[TO DO]
Print the entries verbatim, leaving out the images they contain.

::::

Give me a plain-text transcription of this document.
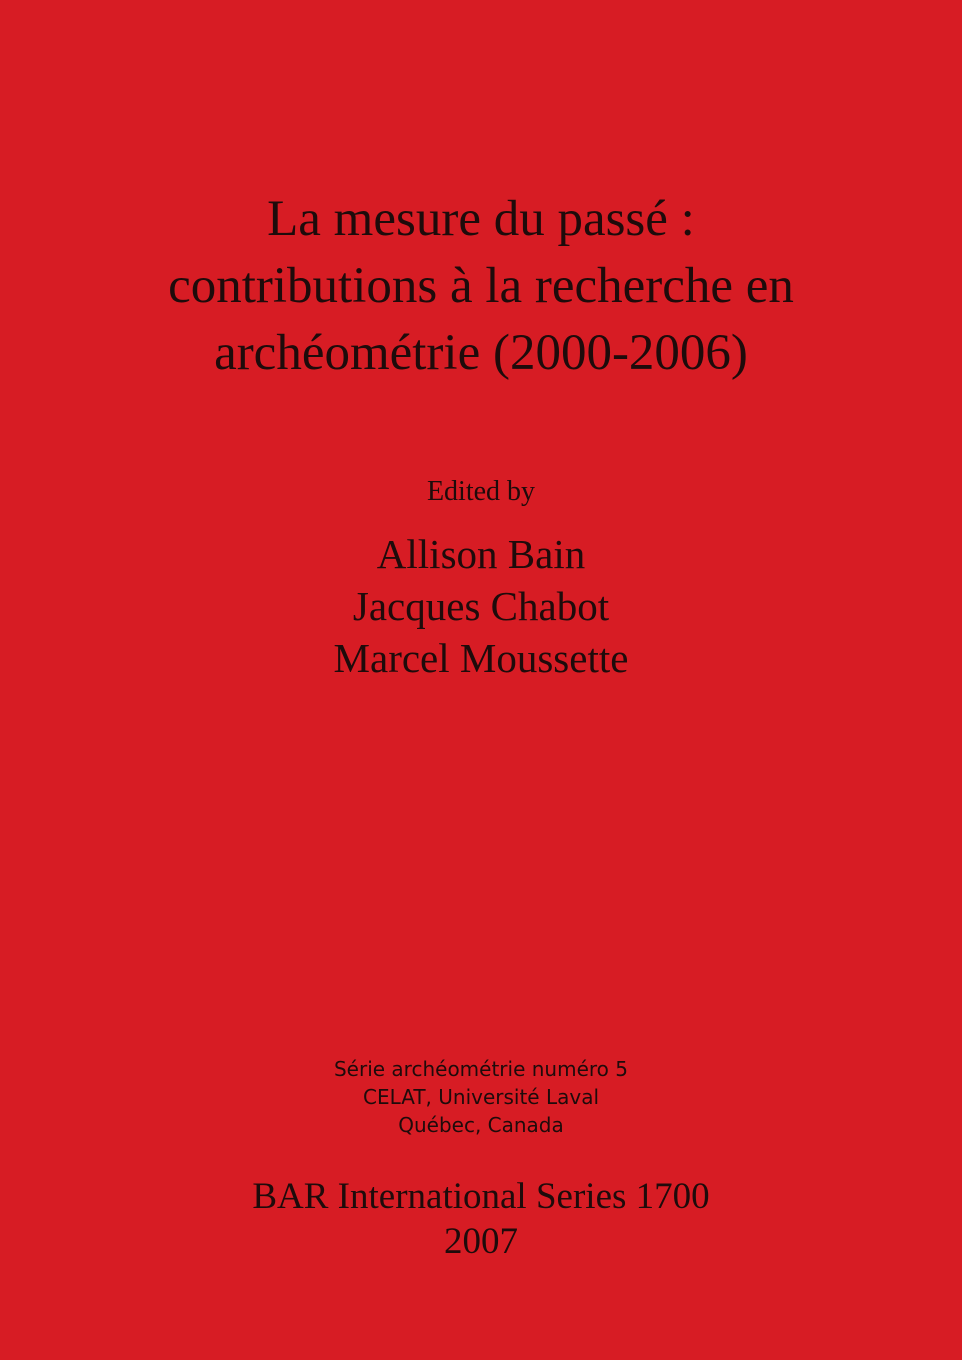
La mesure du passé :
contributions à la recherche en
archéométrie (2000-2006)
Edited by
Allison Bain
Jacques Chabot
Marcel Moussette
Série archéométrie numéro 5
CELAT, Université Laval
Québec, Canada
BAR International Series 1700
2007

::::

[CORRECT RESPONSE]
Give me a plain-text transcription of this document.
La mesure du passé :
contributions à la recherche en
archéométrie (2000-2006)
Edited by
Allison Bain
Jacques Chabot
Marcel Moussette
Série archéométrie numéro 5
CELAT, Université Laval
Québec, Canada
BAR International Series 1700
2007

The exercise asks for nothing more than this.